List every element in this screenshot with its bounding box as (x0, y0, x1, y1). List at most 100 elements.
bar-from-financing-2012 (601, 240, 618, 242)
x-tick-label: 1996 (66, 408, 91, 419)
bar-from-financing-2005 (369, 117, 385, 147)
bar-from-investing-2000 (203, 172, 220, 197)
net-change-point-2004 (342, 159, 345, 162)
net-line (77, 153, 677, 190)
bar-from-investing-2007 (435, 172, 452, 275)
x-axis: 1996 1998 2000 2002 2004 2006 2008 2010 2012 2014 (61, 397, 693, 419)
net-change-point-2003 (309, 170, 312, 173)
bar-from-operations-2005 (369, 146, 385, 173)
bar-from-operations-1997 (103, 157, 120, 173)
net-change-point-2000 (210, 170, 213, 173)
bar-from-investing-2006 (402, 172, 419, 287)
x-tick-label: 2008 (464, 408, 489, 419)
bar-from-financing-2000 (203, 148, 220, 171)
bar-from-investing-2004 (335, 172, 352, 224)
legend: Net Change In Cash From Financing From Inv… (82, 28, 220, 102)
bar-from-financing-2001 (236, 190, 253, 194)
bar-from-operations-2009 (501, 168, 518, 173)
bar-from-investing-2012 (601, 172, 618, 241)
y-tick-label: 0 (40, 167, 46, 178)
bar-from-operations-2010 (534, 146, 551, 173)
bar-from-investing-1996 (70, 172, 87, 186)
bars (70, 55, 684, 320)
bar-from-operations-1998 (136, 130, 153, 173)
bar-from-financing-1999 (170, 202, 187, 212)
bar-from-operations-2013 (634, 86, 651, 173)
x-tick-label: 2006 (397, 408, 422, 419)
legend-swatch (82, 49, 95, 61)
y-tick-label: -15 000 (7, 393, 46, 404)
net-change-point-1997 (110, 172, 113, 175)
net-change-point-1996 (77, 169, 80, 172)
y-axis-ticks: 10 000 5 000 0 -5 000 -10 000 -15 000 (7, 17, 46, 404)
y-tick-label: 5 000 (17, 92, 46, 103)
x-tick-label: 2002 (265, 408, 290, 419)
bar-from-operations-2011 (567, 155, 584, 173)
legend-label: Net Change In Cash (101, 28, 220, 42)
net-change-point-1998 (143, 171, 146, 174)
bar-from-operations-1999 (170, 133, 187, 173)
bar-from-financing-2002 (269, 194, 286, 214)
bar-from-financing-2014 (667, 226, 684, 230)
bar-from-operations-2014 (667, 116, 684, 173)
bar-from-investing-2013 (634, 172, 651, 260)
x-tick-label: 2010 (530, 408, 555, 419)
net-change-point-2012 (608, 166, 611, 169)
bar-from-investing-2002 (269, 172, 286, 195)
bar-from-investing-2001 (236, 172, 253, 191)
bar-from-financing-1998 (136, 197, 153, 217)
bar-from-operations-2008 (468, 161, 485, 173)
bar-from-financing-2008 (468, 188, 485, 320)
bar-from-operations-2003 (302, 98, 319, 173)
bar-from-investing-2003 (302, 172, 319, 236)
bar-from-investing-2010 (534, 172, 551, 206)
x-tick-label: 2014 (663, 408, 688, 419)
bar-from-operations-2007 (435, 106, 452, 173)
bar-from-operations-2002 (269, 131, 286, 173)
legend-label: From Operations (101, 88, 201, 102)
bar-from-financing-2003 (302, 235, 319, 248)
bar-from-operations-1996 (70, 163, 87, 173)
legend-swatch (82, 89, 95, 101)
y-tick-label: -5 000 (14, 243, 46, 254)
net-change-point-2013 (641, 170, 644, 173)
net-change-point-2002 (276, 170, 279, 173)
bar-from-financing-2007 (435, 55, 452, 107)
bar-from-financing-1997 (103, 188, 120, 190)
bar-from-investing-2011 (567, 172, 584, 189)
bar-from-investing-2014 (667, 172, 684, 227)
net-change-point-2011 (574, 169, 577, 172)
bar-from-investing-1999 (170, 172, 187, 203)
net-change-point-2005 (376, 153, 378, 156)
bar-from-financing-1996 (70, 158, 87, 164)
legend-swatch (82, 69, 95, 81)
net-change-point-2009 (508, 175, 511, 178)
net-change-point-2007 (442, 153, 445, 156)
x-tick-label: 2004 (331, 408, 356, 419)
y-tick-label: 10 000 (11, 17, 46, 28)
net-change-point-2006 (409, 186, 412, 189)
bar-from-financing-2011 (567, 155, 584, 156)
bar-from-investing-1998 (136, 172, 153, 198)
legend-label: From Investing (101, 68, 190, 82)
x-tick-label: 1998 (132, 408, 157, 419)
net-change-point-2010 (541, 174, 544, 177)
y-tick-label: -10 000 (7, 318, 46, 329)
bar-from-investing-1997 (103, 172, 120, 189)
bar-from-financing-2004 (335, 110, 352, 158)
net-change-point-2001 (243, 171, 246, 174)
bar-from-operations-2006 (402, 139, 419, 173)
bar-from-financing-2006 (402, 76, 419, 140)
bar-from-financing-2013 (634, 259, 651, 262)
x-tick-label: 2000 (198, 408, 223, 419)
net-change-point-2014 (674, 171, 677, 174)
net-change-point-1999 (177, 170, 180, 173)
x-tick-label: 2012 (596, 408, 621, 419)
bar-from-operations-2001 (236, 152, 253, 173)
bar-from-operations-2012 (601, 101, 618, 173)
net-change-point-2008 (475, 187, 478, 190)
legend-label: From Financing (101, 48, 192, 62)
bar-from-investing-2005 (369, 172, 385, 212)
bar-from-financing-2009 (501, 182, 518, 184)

== == ==

**DOEL:**
Schrijf alle bovenstaande records woord voor woord over.

**ANTWOORD:**
List every element in this screenshot with its bounding box as (x0, y0, x1, y1). List at most 100 elements.
bar-from-financing-2012 (601, 240, 618, 242)
x-tick-label: 1996 (66, 408, 91, 419)
bar-from-financing-2005 (369, 117, 385, 147)
bar-from-investing-2000 (203, 172, 220, 197)
net-change-point-2004 (342, 159, 345, 162)
net-line (77, 153, 677, 190)
bar-from-investing-2007 (435, 172, 452, 275)
x-axis: 1996 1998 2000 2002 2004 2006 2008 2010 2012 2014 (61, 397, 693, 419)
net-change-point-2003 (309, 170, 312, 173)
bar-from-operations-2005 (369, 146, 385, 173)
bar-from-operations-1997 (103, 157, 120, 173)
net-change-point-2000 (210, 170, 213, 173)
bar-from-investing-2006 (402, 172, 419, 287)
x-tick-label: 2008 (464, 408, 489, 419)
bar-from-financing-2000 (203, 148, 220, 171)
bar-from-investing-2004 (335, 172, 352, 224)
legend: Net Change In Cash From Financing From Inv… (82, 28, 220, 102)
bar-from-financing-2001 (236, 190, 253, 194)
bar-from-operations-2009 (501, 168, 518, 173)
bar-from-investing-2012 (601, 172, 618, 241)
y-tick-label: 0 (40, 167, 46, 178)
bar-from-operations-2010 (534, 146, 551, 173)
bar-from-investing-1996 (70, 172, 87, 186)
bars (70, 55, 684, 320)
bar-from-operations-1998 (136, 130, 153, 173)
bar-from-financing-1999 (170, 202, 187, 212)
bar-from-operations-2013 (634, 86, 651, 173)
x-tick-label: 2006 (397, 408, 422, 419)
legend-swatch (82, 49, 95, 61)
y-tick-label: -15 000 (7, 393, 46, 404)
net-change-point-1997 (110, 172, 113, 175)
net-change-point-1996 (77, 169, 80, 172)
y-axis-ticks: 10 000 5 000 0 -5 000 -10 000 -15 000 (7, 17, 46, 404)
y-tick-label: 5 000 (17, 92, 46, 103)
x-tick-label: 2002 (265, 408, 290, 419)
bar-from-operations-2011 (567, 155, 584, 173)
legend-label: Net Change In Cash (101, 28, 220, 42)
net-change-point-1998 (143, 171, 146, 174)
bar-from-operations-1999 (170, 133, 187, 173)
bar-from-financing-2002 (269, 194, 286, 214)
bar-from-financing-2014 (667, 226, 684, 230)
bar-from-operations-2014 (667, 116, 684, 173)
bar-from-investing-2013 (634, 172, 651, 260)
x-tick-label: 2010 (530, 408, 555, 419)
net-change-point-2012 (608, 166, 611, 169)
bar-from-investing-2002 (269, 172, 286, 195)
bar-from-investing-2001 (236, 172, 253, 191)
bar-from-financing-1998 (136, 197, 153, 217)
bar-from-operations-2008 (468, 161, 485, 173)
bar-from-financing-2008 (468, 188, 485, 320)
bar-from-operations-2003 (302, 98, 319, 173)
bar-from-investing-2003 (302, 172, 319, 236)
bar-from-investing-2010 (534, 172, 551, 206)
x-tick-label: 2014 (663, 408, 688, 419)
bar-from-operations-2007 (435, 106, 452, 173)
bar-from-operations-2002 (269, 131, 286, 173)
legend-label: From Operations (101, 88, 201, 102)
bar-from-financing-2003 (302, 235, 319, 248)
bar-from-operations-1996 (70, 163, 87, 173)
legend-swatch (82, 89, 95, 101)
y-tick-label: -5 000 (14, 243, 46, 254)
net-change-point-2013 (641, 170, 644, 173)
net-change-point-2002 (276, 170, 279, 173)
bar-from-financing-2007 (435, 55, 452, 107)
bar-from-financing-1997 (103, 188, 120, 190)
bar-from-investing-2011 (567, 172, 584, 189)
bar-from-investing-2014 (667, 172, 684, 227)
net-change-point-2011 (574, 169, 577, 172)
bar-from-investing-1999 (170, 172, 187, 203)
net-change-point-2005 (376, 153, 378, 156)
bar-from-financing-1996 (70, 158, 87, 164)
legend-swatch (82, 69, 95, 81)
net-change-point-2009 (508, 175, 511, 178)
net-change-point-2007 (442, 153, 445, 156)
x-tick-label: 2004 (331, 408, 356, 419)
y-tick-label: 10 000 (11, 17, 46, 28)
net-change-point-2006 (409, 186, 412, 189)
bar-from-financing-2011 (567, 155, 584, 156)
bar-from-investing-1998 (136, 172, 153, 198)
legend-label: From Investing (101, 68, 190, 82)
x-tick-label: 1998 (132, 408, 157, 419)
net-change-point-2010 (541, 174, 544, 177)
y-tick-label: -10 000 (7, 318, 46, 329)
bar-from-investing-1997 (103, 172, 120, 189)
bar-from-financing-2004 (335, 110, 352, 158)
net-change-point-2001 (243, 171, 246, 174)
bar-from-operations-2006 (402, 139, 419, 173)
bar-from-financing-2006 (402, 76, 419, 140)
bar-from-financing-2013 (634, 259, 651, 262)
x-tick-label: 2000 (198, 408, 223, 419)
net-change-point-2014 (674, 171, 677, 174)
net-change-point-1999 (177, 170, 180, 173)
x-tick-label: 2012 (596, 408, 621, 419)
bar-from-operations-2001 (236, 152, 253, 173)
bar-from-operations-2012 (601, 101, 618, 173)
net-change-point-2008 (475, 187, 478, 190)
legend-label: From Financing (101, 48, 192, 62)
bar-from-investing-2005 (369, 172, 385, 212)
bar-from-financing-2009 (501, 182, 518, 184)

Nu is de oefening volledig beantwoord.